**What this task involves:**
Report the count of lines containing the word "JSON" in the entries below, and nothing more.

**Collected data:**
* * * * * * * * *

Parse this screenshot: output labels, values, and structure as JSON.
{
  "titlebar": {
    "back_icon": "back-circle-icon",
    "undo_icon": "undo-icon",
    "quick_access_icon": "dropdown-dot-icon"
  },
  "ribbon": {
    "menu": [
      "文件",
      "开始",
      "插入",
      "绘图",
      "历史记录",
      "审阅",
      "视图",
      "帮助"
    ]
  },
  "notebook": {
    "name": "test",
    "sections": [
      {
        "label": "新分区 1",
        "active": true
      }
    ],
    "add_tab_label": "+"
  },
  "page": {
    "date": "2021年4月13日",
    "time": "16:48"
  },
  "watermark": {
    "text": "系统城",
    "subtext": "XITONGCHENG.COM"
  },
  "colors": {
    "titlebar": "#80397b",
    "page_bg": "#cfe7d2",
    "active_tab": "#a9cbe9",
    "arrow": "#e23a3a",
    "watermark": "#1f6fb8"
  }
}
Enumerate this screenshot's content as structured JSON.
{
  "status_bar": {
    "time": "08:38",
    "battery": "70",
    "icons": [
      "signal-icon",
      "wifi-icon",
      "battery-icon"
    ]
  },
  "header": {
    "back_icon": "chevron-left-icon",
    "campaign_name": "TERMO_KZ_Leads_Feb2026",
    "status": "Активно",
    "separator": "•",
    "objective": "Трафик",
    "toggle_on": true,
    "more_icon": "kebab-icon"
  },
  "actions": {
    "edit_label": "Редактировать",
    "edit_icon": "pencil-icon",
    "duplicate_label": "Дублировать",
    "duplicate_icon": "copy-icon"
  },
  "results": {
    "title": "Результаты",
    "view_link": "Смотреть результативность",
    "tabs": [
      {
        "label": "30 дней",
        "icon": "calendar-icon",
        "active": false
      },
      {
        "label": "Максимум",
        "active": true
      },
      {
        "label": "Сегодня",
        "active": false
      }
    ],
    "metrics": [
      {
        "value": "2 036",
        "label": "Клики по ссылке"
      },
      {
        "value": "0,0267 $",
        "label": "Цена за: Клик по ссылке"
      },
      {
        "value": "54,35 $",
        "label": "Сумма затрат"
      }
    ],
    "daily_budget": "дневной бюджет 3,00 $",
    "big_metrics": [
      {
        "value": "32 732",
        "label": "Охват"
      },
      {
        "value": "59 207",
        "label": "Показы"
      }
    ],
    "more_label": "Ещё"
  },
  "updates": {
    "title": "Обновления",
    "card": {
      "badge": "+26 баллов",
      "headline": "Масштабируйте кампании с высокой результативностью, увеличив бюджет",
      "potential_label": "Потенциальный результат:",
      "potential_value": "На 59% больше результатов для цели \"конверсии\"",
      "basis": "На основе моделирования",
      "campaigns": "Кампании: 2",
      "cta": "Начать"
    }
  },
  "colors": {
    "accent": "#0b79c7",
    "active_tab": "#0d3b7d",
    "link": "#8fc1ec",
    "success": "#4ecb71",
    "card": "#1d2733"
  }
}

* * * * * * * * *

**Final answer:**
2